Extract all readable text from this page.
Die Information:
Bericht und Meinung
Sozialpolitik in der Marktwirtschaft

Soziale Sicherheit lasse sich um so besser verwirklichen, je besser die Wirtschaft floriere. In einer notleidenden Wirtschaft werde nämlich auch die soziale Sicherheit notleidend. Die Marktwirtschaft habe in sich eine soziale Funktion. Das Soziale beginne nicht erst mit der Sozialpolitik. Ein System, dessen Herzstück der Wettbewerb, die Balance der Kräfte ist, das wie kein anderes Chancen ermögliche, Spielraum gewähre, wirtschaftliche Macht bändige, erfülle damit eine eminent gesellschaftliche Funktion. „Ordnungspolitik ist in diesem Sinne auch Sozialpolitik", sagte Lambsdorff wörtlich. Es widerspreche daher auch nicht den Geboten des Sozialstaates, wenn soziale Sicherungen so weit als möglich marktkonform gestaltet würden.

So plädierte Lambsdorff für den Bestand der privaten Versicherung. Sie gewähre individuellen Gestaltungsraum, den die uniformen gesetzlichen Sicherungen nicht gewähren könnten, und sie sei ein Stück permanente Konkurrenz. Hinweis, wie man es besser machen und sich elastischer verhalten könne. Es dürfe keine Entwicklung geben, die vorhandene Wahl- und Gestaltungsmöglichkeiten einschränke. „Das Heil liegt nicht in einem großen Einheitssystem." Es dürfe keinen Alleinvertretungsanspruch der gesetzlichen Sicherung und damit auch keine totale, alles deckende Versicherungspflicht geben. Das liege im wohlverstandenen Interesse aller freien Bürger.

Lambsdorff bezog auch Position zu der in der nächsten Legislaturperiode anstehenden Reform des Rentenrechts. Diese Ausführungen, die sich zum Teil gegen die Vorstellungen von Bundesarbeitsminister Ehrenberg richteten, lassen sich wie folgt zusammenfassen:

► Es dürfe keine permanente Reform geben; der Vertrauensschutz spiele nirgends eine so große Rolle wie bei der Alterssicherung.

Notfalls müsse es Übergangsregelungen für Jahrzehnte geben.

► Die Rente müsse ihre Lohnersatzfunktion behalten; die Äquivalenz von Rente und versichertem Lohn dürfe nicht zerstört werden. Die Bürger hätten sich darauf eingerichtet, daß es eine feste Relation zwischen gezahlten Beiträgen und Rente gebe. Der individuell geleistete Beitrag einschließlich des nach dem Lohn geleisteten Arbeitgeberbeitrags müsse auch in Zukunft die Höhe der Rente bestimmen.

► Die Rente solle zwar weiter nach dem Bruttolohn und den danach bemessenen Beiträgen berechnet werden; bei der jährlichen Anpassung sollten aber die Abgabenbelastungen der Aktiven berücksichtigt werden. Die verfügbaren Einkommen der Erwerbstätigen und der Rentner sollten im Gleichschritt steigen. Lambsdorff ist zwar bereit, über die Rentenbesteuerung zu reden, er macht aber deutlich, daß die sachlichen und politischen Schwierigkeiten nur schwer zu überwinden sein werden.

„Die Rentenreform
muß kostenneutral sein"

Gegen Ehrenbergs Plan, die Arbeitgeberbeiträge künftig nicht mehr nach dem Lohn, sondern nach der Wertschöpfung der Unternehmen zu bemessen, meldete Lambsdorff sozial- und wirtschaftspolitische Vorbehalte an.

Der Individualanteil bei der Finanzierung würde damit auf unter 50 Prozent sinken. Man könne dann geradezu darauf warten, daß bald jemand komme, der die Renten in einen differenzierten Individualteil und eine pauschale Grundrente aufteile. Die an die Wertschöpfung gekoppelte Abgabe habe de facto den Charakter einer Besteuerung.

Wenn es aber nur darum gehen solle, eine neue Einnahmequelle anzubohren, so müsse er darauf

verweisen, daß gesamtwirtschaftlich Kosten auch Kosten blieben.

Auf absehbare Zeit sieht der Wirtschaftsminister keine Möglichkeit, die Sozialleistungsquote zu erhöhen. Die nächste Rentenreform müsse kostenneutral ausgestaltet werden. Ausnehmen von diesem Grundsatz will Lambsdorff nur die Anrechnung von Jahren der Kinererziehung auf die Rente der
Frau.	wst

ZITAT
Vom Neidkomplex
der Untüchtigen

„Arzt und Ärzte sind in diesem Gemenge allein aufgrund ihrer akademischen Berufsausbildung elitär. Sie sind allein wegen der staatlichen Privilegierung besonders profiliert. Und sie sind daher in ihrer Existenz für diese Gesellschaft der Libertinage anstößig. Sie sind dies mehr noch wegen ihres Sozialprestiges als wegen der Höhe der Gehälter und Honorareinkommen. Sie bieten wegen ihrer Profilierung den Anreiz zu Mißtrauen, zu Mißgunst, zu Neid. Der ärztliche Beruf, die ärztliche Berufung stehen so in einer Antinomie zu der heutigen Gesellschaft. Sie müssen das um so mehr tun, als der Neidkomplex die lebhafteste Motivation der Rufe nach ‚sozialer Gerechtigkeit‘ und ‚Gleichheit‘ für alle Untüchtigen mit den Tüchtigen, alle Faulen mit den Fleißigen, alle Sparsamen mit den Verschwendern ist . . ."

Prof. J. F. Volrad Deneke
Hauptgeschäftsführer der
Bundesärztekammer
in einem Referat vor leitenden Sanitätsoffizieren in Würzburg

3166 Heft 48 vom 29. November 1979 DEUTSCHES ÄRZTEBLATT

==

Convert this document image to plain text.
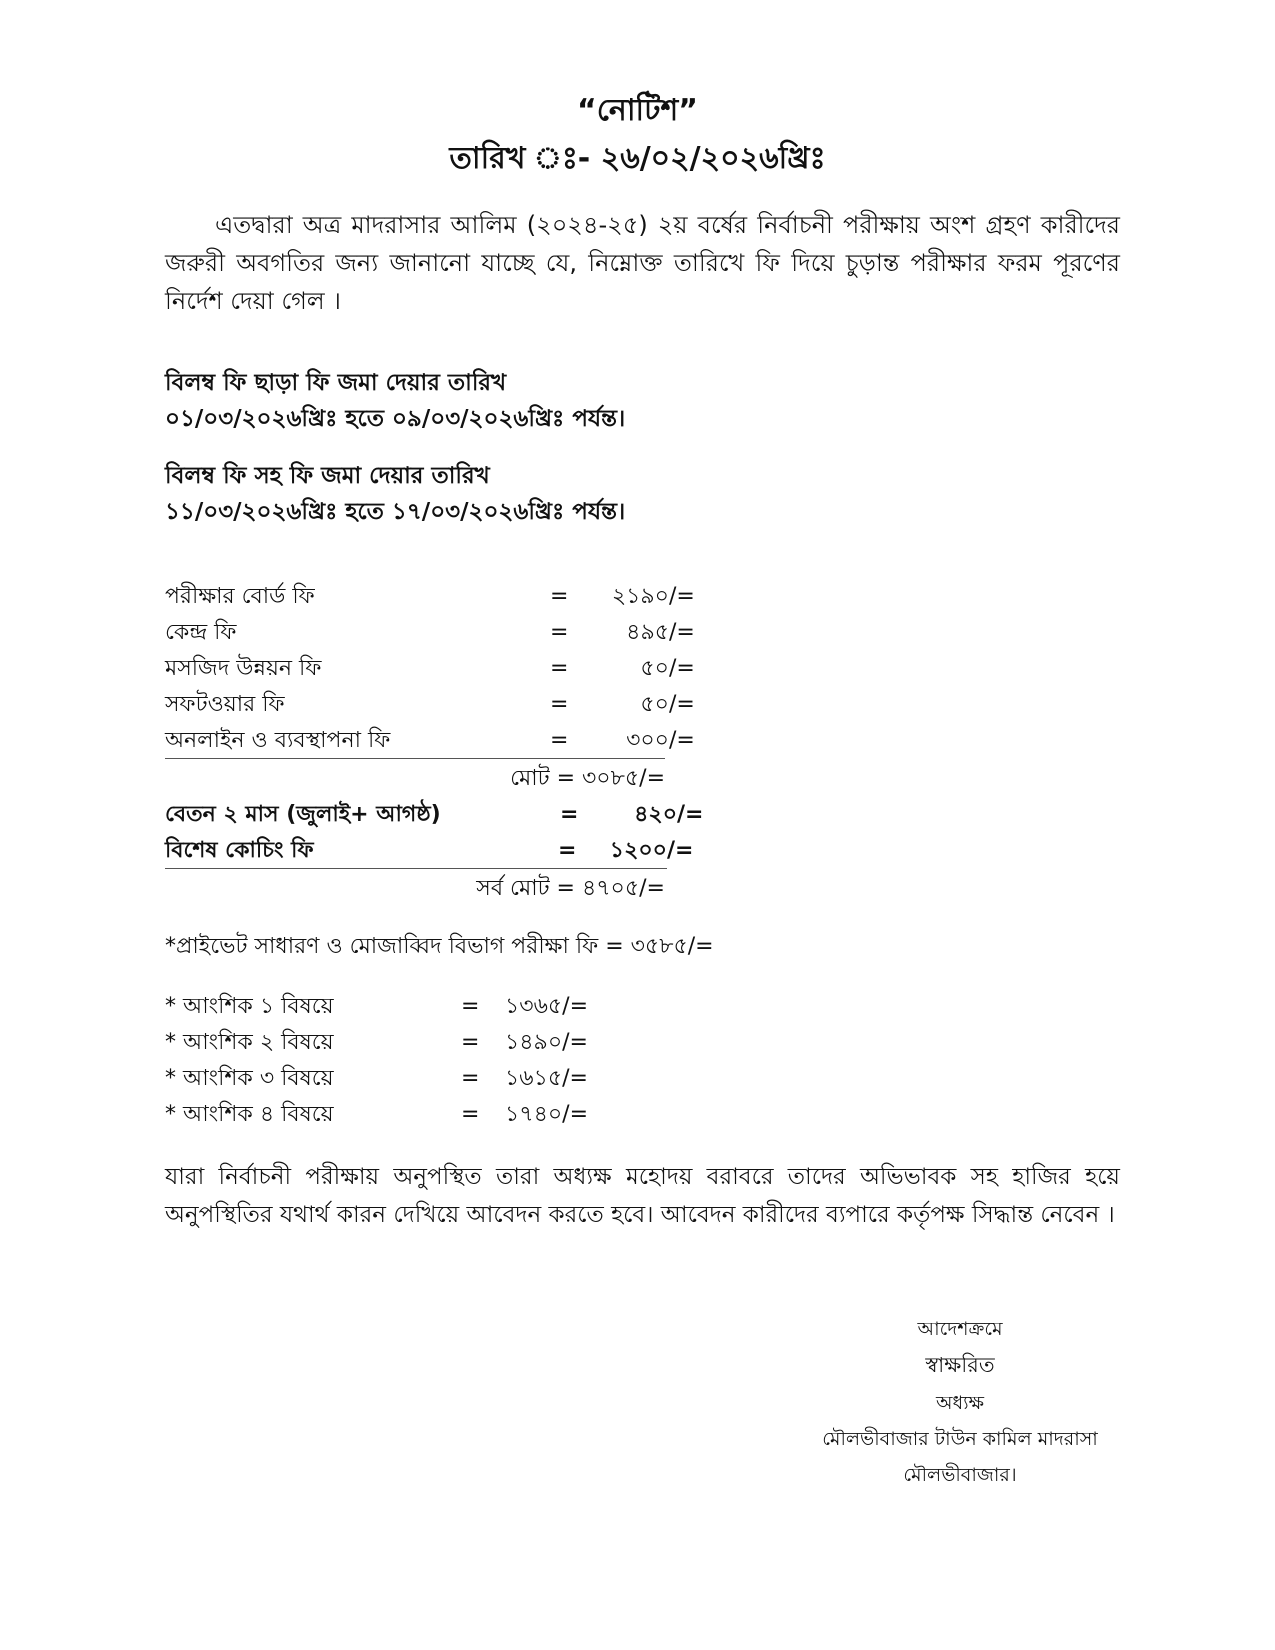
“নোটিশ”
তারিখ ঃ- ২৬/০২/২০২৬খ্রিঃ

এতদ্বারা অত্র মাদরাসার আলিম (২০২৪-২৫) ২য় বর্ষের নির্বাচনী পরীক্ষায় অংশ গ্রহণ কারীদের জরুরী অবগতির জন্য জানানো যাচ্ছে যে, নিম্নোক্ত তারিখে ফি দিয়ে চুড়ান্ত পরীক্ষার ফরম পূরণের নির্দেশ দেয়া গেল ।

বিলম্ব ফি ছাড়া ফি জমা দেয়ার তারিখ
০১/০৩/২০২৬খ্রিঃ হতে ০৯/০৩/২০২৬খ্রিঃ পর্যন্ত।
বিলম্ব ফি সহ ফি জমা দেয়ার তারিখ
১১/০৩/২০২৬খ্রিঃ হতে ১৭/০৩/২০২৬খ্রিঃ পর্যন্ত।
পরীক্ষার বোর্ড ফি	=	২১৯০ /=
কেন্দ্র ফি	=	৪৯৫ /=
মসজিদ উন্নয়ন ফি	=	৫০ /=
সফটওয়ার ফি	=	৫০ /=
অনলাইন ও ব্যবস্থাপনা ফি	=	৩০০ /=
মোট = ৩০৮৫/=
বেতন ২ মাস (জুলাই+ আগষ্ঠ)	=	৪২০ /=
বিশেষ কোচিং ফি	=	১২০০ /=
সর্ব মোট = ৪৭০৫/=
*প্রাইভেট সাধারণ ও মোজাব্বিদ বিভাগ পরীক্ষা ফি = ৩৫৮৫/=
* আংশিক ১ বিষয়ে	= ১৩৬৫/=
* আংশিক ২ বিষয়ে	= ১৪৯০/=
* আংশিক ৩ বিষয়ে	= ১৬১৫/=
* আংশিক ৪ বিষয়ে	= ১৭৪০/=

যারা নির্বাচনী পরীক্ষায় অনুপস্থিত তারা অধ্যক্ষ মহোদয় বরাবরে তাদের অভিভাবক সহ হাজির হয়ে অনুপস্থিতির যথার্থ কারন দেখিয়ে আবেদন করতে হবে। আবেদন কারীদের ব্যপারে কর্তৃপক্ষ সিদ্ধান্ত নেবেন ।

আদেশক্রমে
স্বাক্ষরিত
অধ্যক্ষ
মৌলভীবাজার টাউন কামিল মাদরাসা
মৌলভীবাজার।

* * *

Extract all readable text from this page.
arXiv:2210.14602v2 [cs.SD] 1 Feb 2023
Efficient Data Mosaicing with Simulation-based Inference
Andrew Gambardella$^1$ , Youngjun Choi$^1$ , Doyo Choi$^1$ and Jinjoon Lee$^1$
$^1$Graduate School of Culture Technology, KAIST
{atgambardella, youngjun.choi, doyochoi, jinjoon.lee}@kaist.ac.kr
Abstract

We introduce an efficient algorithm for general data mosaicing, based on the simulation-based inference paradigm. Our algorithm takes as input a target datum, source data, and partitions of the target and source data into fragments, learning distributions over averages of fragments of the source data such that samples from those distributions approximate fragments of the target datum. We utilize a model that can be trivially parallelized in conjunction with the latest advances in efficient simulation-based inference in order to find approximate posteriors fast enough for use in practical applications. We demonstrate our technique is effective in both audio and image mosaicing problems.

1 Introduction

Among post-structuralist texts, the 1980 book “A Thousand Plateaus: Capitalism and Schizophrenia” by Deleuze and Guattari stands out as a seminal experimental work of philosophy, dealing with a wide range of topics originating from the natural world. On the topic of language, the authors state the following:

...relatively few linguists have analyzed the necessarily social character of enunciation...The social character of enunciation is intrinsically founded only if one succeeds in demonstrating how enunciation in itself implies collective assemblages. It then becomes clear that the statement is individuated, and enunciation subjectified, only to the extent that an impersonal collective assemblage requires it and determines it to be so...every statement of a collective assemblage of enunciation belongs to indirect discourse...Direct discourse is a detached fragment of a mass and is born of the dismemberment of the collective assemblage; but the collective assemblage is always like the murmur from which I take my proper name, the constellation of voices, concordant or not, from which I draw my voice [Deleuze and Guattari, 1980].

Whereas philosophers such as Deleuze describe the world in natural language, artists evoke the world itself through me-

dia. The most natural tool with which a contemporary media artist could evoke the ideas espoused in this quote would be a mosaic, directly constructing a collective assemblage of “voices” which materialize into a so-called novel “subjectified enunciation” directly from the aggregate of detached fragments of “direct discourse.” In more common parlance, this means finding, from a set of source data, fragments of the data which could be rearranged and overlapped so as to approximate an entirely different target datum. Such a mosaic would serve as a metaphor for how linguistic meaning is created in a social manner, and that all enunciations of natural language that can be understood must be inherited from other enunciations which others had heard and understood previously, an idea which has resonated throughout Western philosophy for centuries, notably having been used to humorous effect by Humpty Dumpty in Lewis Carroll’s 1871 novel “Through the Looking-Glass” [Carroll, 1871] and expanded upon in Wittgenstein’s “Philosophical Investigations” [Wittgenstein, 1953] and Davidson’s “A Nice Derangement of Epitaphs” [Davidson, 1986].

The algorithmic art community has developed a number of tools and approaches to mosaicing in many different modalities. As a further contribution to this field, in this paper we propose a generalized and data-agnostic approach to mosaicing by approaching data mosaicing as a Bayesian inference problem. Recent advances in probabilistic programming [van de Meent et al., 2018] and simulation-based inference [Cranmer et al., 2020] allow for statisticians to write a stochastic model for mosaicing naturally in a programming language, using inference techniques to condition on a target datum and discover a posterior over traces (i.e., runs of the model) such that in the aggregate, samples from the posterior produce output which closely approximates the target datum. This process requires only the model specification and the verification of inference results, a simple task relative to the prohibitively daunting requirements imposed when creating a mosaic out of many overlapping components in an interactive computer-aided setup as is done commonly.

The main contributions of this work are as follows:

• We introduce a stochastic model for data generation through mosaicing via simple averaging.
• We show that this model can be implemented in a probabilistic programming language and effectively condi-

WHAT YOU HAVE TO DO: Check every line of the data, and copy the ones that contain "into".

THE ANSWER:
We introduce an efficient algorithm for general data mosaicing, based on the simulation-based inference paradigm. Our algorithm takes as input a target datum, source data, and partitions of the target and source data into fragments, learning distributions over averages of fragments of the source data such that samples from those distributions approximate fragments of the target datum. We utilize a model that can be trivially parallelized in conjunction with the latest advances in efficient simulation-based inference in order to find approximate posteriors fast enough for use in practical applications. We demonstrate our technique is effective in both audio and image mosaicing problems.
dia. The most natural tool with which a contemporary media artist could evoke the ideas espoused in this quote would be a mosaic, directly constructing a collective assemblage of “voices” which materialize into a so-called novel “subjectified enunciation” directly from the aggregate of detached fragments of “direct discourse.” In more common parlance, this means finding, from a set of source data, fragments of the data which could be rearranged and overlapped so as to approximate an entirely different target datum. Such a mosaic would serve as a metaphor for how linguistic meaning is created in a social manner, and that all enunciations of natural language that can be understood must be inherited from other enunciations which others had heard and understood previously, an idea which has resonated throughout Western philosophy for centuries, notably having been used to humorous effect by Humpty Dumpty in Lewis Carroll’s 1871 novel “Through the Looking-Glass” [Carroll, 1871] and expanded upon in Wittgenstein’s “Philosophical Investigations” [Wittgenstein, 1953] and Davidson’s “A Nice Derangement of Epitaphs” [Davidson, 1986].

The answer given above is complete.